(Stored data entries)
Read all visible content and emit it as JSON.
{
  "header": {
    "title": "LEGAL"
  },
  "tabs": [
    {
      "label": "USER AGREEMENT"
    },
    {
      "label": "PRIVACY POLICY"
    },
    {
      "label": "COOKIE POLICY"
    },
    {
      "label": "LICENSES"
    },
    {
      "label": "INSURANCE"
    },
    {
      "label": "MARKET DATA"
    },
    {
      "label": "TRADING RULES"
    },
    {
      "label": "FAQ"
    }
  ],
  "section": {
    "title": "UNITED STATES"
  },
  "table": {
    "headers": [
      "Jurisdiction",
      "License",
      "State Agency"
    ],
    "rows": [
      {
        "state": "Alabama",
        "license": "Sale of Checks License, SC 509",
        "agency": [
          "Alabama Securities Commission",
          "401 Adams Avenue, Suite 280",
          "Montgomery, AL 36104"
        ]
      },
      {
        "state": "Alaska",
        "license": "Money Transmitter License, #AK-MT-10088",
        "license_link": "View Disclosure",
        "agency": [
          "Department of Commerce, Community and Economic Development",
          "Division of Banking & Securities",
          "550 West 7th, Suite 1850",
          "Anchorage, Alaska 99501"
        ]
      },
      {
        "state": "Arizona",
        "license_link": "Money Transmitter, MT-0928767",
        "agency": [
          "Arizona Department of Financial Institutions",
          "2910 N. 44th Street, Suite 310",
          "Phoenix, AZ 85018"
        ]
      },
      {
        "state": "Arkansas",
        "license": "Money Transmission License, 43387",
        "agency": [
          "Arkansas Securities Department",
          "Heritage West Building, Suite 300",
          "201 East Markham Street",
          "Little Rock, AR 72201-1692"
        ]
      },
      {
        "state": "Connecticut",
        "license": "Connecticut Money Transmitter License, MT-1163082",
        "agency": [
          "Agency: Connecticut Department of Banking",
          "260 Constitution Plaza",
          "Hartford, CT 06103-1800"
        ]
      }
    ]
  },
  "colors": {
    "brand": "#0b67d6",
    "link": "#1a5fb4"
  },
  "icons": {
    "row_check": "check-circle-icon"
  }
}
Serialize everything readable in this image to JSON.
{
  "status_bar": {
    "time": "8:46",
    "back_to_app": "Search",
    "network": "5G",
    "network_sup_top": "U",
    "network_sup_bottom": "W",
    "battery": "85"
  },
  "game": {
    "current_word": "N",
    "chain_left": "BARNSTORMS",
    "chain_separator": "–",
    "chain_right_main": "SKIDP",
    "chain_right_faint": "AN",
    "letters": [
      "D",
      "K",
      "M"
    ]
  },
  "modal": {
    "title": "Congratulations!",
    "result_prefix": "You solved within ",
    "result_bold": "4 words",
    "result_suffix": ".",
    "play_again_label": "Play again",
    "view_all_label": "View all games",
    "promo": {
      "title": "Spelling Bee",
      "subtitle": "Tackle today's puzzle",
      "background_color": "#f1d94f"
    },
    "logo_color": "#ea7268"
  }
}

* **Work instructions**: Determine the number of lines containing "Banking". Write only that number.

* **Correct result**: 2